**What you need to do**
The records below are to be repeated in full, exactly as they are.
Start
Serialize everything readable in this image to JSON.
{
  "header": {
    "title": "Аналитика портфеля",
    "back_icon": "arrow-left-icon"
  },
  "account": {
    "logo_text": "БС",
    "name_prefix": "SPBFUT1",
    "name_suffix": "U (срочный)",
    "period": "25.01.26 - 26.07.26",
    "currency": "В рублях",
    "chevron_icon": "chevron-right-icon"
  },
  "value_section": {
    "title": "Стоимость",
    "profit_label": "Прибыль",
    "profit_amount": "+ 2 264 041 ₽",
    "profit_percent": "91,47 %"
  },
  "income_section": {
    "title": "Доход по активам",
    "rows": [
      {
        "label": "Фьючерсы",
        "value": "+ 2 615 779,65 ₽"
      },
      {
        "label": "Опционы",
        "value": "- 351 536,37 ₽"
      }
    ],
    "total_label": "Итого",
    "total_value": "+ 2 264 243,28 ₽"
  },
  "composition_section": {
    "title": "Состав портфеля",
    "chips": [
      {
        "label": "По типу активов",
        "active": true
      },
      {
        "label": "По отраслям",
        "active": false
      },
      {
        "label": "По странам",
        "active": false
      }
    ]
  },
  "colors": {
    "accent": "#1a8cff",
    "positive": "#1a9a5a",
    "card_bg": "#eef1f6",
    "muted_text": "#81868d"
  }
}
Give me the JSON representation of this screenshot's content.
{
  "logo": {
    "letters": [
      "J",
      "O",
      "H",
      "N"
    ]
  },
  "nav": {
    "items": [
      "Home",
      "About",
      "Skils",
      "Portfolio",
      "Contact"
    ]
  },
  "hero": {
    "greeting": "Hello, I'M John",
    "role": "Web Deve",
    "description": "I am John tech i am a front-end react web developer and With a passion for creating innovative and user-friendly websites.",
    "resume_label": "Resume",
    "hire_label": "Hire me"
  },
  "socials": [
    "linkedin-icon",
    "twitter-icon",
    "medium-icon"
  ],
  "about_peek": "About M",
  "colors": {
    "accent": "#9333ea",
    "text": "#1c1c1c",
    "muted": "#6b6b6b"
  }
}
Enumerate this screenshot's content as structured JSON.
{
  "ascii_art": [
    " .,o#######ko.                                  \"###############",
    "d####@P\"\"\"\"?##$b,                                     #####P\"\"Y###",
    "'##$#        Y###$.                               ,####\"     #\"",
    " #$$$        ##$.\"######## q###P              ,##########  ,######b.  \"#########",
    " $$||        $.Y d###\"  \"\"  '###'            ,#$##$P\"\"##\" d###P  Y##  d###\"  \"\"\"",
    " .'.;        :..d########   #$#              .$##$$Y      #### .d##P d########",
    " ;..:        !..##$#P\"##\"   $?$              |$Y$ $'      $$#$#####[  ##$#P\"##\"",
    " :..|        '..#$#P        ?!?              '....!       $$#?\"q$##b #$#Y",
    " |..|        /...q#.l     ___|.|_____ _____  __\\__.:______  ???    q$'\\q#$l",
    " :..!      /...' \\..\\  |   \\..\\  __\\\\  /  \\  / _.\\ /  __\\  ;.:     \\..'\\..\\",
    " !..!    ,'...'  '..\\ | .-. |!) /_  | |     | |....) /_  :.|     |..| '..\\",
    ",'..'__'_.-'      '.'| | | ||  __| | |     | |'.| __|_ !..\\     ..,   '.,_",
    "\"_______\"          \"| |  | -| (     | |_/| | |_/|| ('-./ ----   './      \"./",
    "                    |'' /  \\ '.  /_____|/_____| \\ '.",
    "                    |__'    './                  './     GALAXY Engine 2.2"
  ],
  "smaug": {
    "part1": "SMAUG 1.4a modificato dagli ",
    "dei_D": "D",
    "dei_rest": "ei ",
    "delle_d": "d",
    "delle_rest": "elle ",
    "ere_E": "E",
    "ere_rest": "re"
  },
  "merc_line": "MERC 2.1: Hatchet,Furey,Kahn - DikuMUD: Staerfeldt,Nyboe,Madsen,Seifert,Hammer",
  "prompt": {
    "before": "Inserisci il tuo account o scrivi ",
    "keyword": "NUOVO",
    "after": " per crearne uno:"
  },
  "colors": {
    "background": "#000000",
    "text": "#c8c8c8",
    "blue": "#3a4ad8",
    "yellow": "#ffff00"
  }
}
End
**Output of the exercise**
Serialize everything readable in this image to JSON.
{
  "header": {
    "title": "Аналитика портфеля",
    "back_icon": "arrow-left-icon"
  },
  "account": {
    "logo_text": "БС",
    "name_prefix": "SPBFUT1",
    "name_suffix": "U (срочный)",
    "period": "25.01.26 - 26.07.26",
    "currency": "В рублях",
    "chevron_icon": "chevron-right-icon"
  },
  "value_section": {
    "title": "Стоимость",
    "profit_label": "Прибыль",
    "profit_amount": "+ 2 264 041 ₽",
    "profit_percent": "91,47 %"
  },
  "income_section": {
    "title": "Доход по активам",
    "rows": [
      {
        "label": "Фьючерсы",
        "value": "+ 2 615 779,65 ₽"
      },
      {
        "label": "Опционы",
        "value": "- 351 536,37 ₽"
      }
    ],
    "total_label": "Итого",
    "total_value": "+ 2 264 243,28 ₽"
  },
  "composition_section": {
    "title": "Состав портфеля",
    "chips": [
      {
        "label": "По типу активов",
        "active": true
      },
      {
        "label": "По отраслям",
        "active": false
      },
      {
        "label": "По странам",
        "active": false
      }
    ]
  },
  "colors": {
    "accent": "#1a8cff",
    "positive": "#1a9a5a",
    "card_bg": "#eef1f6",
    "muted_text": "#81868d"
  }
}
Give me the JSON representation of this screenshot's content.
{
  "logo": {
    "letters": [
      "J",
      "O",
      "H",
      "N"
    ]
  },
  "nav": {
    "items": [
      "Home",
      "About",
      "Skils",
      "Portfolio",
      "Contact"
    ]
  },
  "hero": {
    "greeting": "Hello, I'M John",
    "role": "Web Deve",
    "description": "I am John tech i am a front-end react web developer and With a passion for creating innovative and user-friendly websites.",
    "resume_label": "Resume",
    "hire_label": "Hire me"
  },
  "socials": [
    "linkedin-icon",
    "twitter-icon",
    "medium-icon"
  ],
  "about_peek": "About M",
  "colors": {
    "accent": "#9333ea",
    "text": "#1c1c1c",
    "muted": "#6b6b6b"
  }
}
Enumerate this screenshot's content as structured JSON.
{
  "ascii_art": [
    " .,o#######ko.                                  \"###############",
    "d####@P\"\"\"\"?##$b,                                     #####P\"\"Y###",
    "'##$#        Y###$.                               ,####\"     #\"",
    " #$$$        ##$.\"######## q###P              ,##########  ,######b.  \"#########",
    " $$||        $.Y d###\"  \"\"  '###'            ,#$##$P\"\"##\" d###P  Y##  d###\"  \"\"\"",
    " .'.;        :..d########   #$#              .$##$$Y      #### .d##P d########",
    " ;..:        !..##$#P\"##\"   $?$              |$Y$ $'      $$#$#####[  ##$#P\"##\"",
    " :..|        '..#$#P        ?!?              '....!       $$#?\"q$##b #$#Y",
    " |..|        /...q#.l     ___|.|_____ _____  __\\__.:______  ???    q$'\\q#$l",
    " :..!      /...' \\..\\  |   \\..\\  __\\\\  /  \\  / _.\\ /  __\\  ;.:     \\..'\\..\\",
    " !..!    ,'...'  '..\\ | .-. |!) /_  | |     | |....) /_  :.|     |..| '..\\",
    ",'..'__'_.-'      '.'| | | ||  __| | |     | |'.| __|_ !..\\     ..,   '.,_",
    "\"_______\"          \"| |  | -| (     | |_/| | |_/|| ('-./ ----   './      \"./",
    "                    |'' /  \\ '.  /_____|/_____| \\ '.",
    "                    |__'    './                  './     GALAXY Engine 2.2"
  ],
  "smaug": {
    "part1": "SMAUG 1.4a modificato dagli ",
    "dei_D": "D",
    "dei_rest": "ei ",
    "delle_d": "d",
    "delle_rest": "elle ",
    "ere_E": "E",
    "ere_rest": "re"
  },
  "merc_line": "MERC 2.1: Hatchet,Furey,Kahn - DikuMUD: Staerfeldt,Nyboe,Madsen,Seifert,Hammer",
  "prompt": {
    "before": "Inserisci il tuo account o scrivi ",
    "keyword": "NUOVO",
    "after": " per crearne uno:"
  },
  "colors": {
    "background": "#000000",
    "text": "#c8c8c8",
    "blue": "#3a4ad8",
    "yellow": "#ffff00"
  }
}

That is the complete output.